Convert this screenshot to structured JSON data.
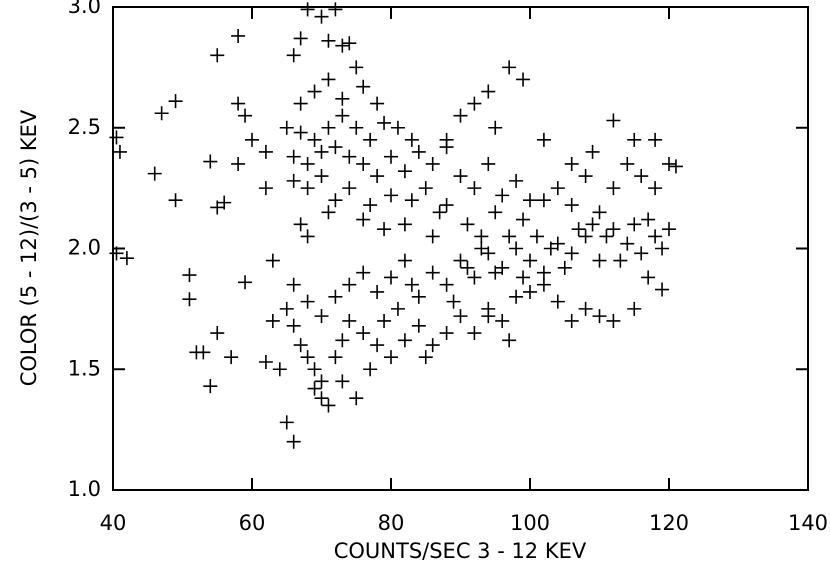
{
  "chart_data": {
    "type": "scatter",
    "xlabel": "COUNTS/SEC  3 - 12 KEV",
    "ylabel": "COLOR  (5 - 12)/(3 - 5) KEV",
    "xlim": [
      40,
      140
    ],
    "xticks": [
      40,
      60,
      80,
      100,
      120,
      140
    ],
    "ylim": [
      1.0,
      3.0
    ],
    "yticks": [
      {
        "value": 1.0,
        "label": "1.0"
      },
      1.5,
      {
        "value": 2.0,
        "label": "2.0"
      },
      2.5,
      {
        "value": 3.0,
        "label": "3.0"
      }
    ],
    "marker": "+",
    "color": "#000000",
    "x": [
      40.5,
      41,
      40.5,
      42,
      46,
      47,
      49,
      49,
      51,
      51,
      53,
      52,
      54,
      55,
      55,
      54,
      55,
      56,
      57,
      58,
      58,
      59,
      59,
      58,
      60,
      62,
      62,
      63,
      62,
      64,
      65,
      66,
      66,
      67,
      68,
      70,
      72,
      71,
      73,
      74,
      75,
      67,
      69,
      71,
      73,
      76,
      78,
      65,
      67,
      69,
      71,
      73,
      75,
      77,
      79,
      81,
      83,
      66,
      68,
      70,
      72,
      74,
      76,
      78,
      80,
      82,
      84,
      86,
      88,
      66,
      68,
      70,
      72,
      74,
      77,
      80,
      83,
      85,
      87,
      90,
      92,
      94,
      96,
      98,
      100,
      67,
      68,
      71,
      76,
      79,
      82,
      86,
      88,
      91,
      93,
      95,
      97,
      99,
      102,
      104,
      106,
      108,
      110,
      112,
      114,
      116,
      118,
      120,
      121,
      118,
      115,
      112,
      97,
      99,
      92,
      94,
      90,
      88,
      95,
      102,
      106,
      109,
      65,
      66,
      67,
      68,
      69,
      70,
      70,
      71,
      69,
      72,
      73,
      74,
      76,
      78,
      80,
      82,
      84,
      86,
      88,
      90,
      92,
      94,
      96,
      98,
      66,
      68,
      70,
      72,
      74,
      76,
      78,
      80,
      82,
      84,
      86,
      88,
      90,
      92,
      94,
      96,
      98,
      100,
      102,
      104,
      106,
      108,
      110,
      112,
      114,
      116,
      118,
      120,
      117,
      119,
      115,
      112,
      110,
      108,
      106,
      104,
      102,
      100,
      97,
      94,
      63,
      75,
      73,
      77,
      85,
      79,
      81,
      83,
      89,
      91,
      93,
      95,
      99,
      101,
      103,
      105,
      107,
      109,
      111,
      113,
      115,
      117,
      119
    ],
    "values": [
      2.46,
      2.4,
      1.98,
      1.96,
      2.31,
      2.56,
      2.61,
      2.2,
      1.89,
      1.79,
      1.57,
      1.57,
      1.43,
      1.65,
      2.8,
      2.36,
      2.17,
      2.19,
      1.55,
      2.88,
      2.6,
      2.55,
      1.86,
      2.35,
      2.45,
      2.4,
      2.25,
      1.95,
      1.53,
      1.5,
      1.28,
      1.2,
      2.8,
      2.87,
      2.99,
      2.96,
      2.99,
      2.86,
      2.84,
      2.85,
      2.75,
      2.6,
      2.65,
      2.7,
      2.62,
      2.67,
      2.6,
      2.5,
      2.48,
      2.45,
      2.5,
      2.55,
      2.5,
      2.45,
      2.52,
      2.5,
      2.45,
      2.38,
      2.35,
      2.4,
      2.42,
      2.38,
      2.35,
      2.3,
      2.38,
      2.32,
      2.4,
      2.35,
      2.42,
      2.28,
      2.25,
      2.3,
      2.2,
      2.25,
      2.18,
      2.22,
      2.2,
      2.25,
      2.15,
      2.3,
      2.25,
      2.35,
      2.22,
      2.28,
      2.2,
      2.1,
      2.05,
      2.15,
      2.12,
      2.08,
      2.1,
      2.05,
      2.18,
      2.1,
      2.0,
      2.15,
      2.05,
      2.12,
      2.2,
      2.25,
      2.18,
      2.3,
      2.15,
      2.25,
      2.35,
      2.3,
      2.25,
      2.35,
      2.34,
      2.45,
      2.45,
      2.53,
      2.75,
      2.7,
      2.6,
      2.65,
      2.55,
      2.45,
      2.5,
      2.45,
      2.35,
      2.4,
      1.75,
      1.68,
      1.6,
      1.55,
      1.5,
      1.45,
      1.38,
      1.35,
      1.42,
      1.55,
      1.62,
      1.7,
      1.65,
      1.6,
      1.55,
      1.62,
      1.68,
      1.6,
      1.65,
      1.72,
      1.65,
      1.75,
      1.7,
      1.8,
      1.85,
      1.78,
      1.72,
      1.8,
      1.85,
      1.9,
      1.82,
      1.88,
      1.95,
      1.8,
      1.9,
      1.85,
      1.95,
      1.88,
      1.98,
      1.92,
      2.0,
      1.95,
      1.9,
      2.02,
      1.98,
      2.05,
      1.95,
      2.08,
      2.02,
      1.98,
      2.05,
      2.08,
      1.88,
      1.83,
      1.75,
      1.7,
      1.72,
      1.75,
      1.7,
      1.78,
      1.85,
      1.82,
      1.62,
      1.72,
      1.7,
      1.38,
      1.45,
      1.5,
      1.55,
      1.7,
      1.75,
      1.85,
      1.78,
      1.92,
      2.05,
      1.9,
      1.88,
      2.05,
      2.0,
      1.92,
      2.08,
      2.1,
      2.05,
      1.95,
      2.1,
      2.12,
      2.0
    ]
  }
}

★ ★ ★ ★

▸ **Short exercise**
Reproduce the data above in full, exactly as it is, with the pictures left out.

▸ **Result for this exercise**
Convert this screenshot to structured JSON data.
{
  "chart_data": {
    "type": "scatter",
    "xlabel": "COUNTS/SEC  3 - 12 KEV",
    "ylabel": "COLOR  (5 - 12)/(3 - 5) KEV",
    "xlim": [
      40,
      140
    ],
    "xticks": [
      40,
      60,
      80,
      100,
      120,
      140
    ],
    "ylim": [
      1.0,
      3.0
    ],
    "yticks": [
      {
        "value": 1.0,
        "label": "1.0"
      },
      1.5,
      {
        "value": 2.0,
        "label": "2.0"
      },
      2.5,
      {
        "value": 3.0,
        "label": "3.0"
      }
    ],
    "marker": "+",
    "color": "#000000",
    "x": [
      40.5,
      41,
      40.5,
      42,
      46,
      47,
      49,
      49,
      51,
      51,
      53,
      52,
      54,
      55,
      55,
      54,
      55,
      56,
      57,
      58,
      58,
      59,
      59,
      58,
      60,
      62,
      62,
      63,
      62,
      64,
      65,
      66,
      66,
      67,
      68,
      70,
      72,
      71,
      73,
      74,
      75,
      67,
      69,
      71,
      73,
      76,
      78,
      65,
      67,
      69,
      71,
      73,
      75,
      77,
      79,
      81,
      83,
      66,
      68,
      70,
      72,
      74,
      76,
      78,
      80,
      82,
      84,
      86,
      88,
      66,
      68,
      70,
      72,
      74,
      77,
      80,
      83,
      85,
      87,
      90,
      92,
      94,
      96,
      98,
      100,
      67,
      68,
      71,
      76,
      79,
      82,
      86,
      88,
      91,
      93,
      95,
      97,
      99,
      102,
      104,
      106,
      108,
      110,
      112,
      114,
      116,
      118,
      120,
      121,
      118,
      115,
      112,
      97,
      99,
      92,
      94,
      90,
      88,
      95,
      102,
      106,
      109,
      65,
      66,
      67,
      68,
      69,
      70,
      70,
      71,
      69,
      72,
      73,
      74,
      76,
      78,
      80,
      82,
      84,
      86,
      88,
      90,
      92,
      94,
      96,
      98,
      66,
      68,
      70,
      72,
      74,
      76,
      78,
      80,
      82,
      84,
      86,
      88,
      90,
      92,
      94,
      96,
      98,
      100,
      102,
      104,
      106,
      108,
      110,
      112,
      114,
      116,
      118,
      120,
      117,
      119,
      115,
      112,
      110,
      108,
      106,
      104,
      102,
      100,
      97,
      94,
      63,
      75,
      73,
      77,
      85,
      79,
      81,
      83,
      89,
      91,
      93,
      95,
      99,
      101,
      103,
      105,
      107,
      109,
      111,
      113,
      115,
      117,
      119
    ],
    "values": [
      2.46,
      2.4,
      1.98,
      1.96,
      2.31,
      2.56,
      2.61,
      2.2,
      1.89,
      1.79,
      1.57,
      1.57,
      1.43,
      1.65,
      2.8,
      2.36,
      2.17,
      2.19,
      1.55,
      2.88,
      2.6,
      2.55,
      1.86,
      2.35,
      2.45,
      2.4,
      2.25,
      1.95,
      1.53,
      1.5,
      1.28,
      1.2,
      2.8,
      2.87,
      2.99,
      2.96,
      2.99,
      2.86,
      2.84,
      2.85,
      2.75,
      2.6,
      2.65,
      2.7,
      2.62,
      2.67,
      2.6,
      2.5,
      2.48,
      2.45,
      2.5,
      2.55,
      2.5,
      2.45,
      2.52,
      2.5,
      2.45,
      2.38,
      2.35,
      2.4,
      2.42,
      2.38,
      2.35,
      2.3,
      2.38,
      2.32,
      2.4,
      2.35,
      2.42,
      2.28,
      2.25,
      2.3,
      2.2,
      2.25,
      2.18,
      2.22,
      2.2,
      2.25,
      2.15,
      2.3,
      2.25,
      2.35,
      2.22,
      2.28,
      2.2,
      2.1,
      2.05,
      2.15,
      2.12,
      2.08,
      2.1,
      2.05,
      2.18,
      2.1,
      2.0,
      2.15,
      2.05,
      2.12,
      2.2,
      2.25,
      2.18,
      2.3,
      2.15,
      2.25,
      2.35,
      2.3,
      2.25,
      2.35,
      2.34,
      2.45,
      2.45,
      2.53,
      2.75,
      2.7,
      2.6,
      2.65,
      2.55,
      2.45,
      2.5,
      2.45,
      2.35,
      2.4,
      1.75,
      1.68,
      1.6,
      1.55,
      1.5,
      1.45,
      1.38,
      1.35,
      1.42,
      1.55,
      1.62,
      1.7,
      1.65,
      1.6,
      1.55,
      1.62,
      1.68,
      1.6,
      1.65,
      1.72,
      1.65,
      1.75,
      1.7,
      1.8,
      1.85,
      1.78,
      1.72,
      1.8,
      1.85,
      1.9,
      1.82,
      1.88,
      1.95,
      1.8,
      1.9,
      1.85,
      1.95,
      1.88,
      1.98,
      1.92,
      2.0,
      1.95,
      1.9,
      2.02,
      1.98,
      2.05,
      1.95,
      2.08,
      2.02,
      1.98,
      2.05,
      2.08,
      1.88,
      1.83,
      1.75,
      1.7,
      1.72,
      1.75,
      1.7,
      1.78,
      1.85,
      1.82,
      1.62,
      1.72,
      1.7,
      1.38,
      1.45,
      1.5,
      1.55,
      1.7,
      1.75,
      1.85,
      1.78,
      1.92,
      2.05,
      1.9,
      1.88,
      2.05,
      2.0,
      1.92,
      2.08,
      2.1,
      2.05,
      1.95,
      2.1,
      2.12,
      2.0
    ]
  }
}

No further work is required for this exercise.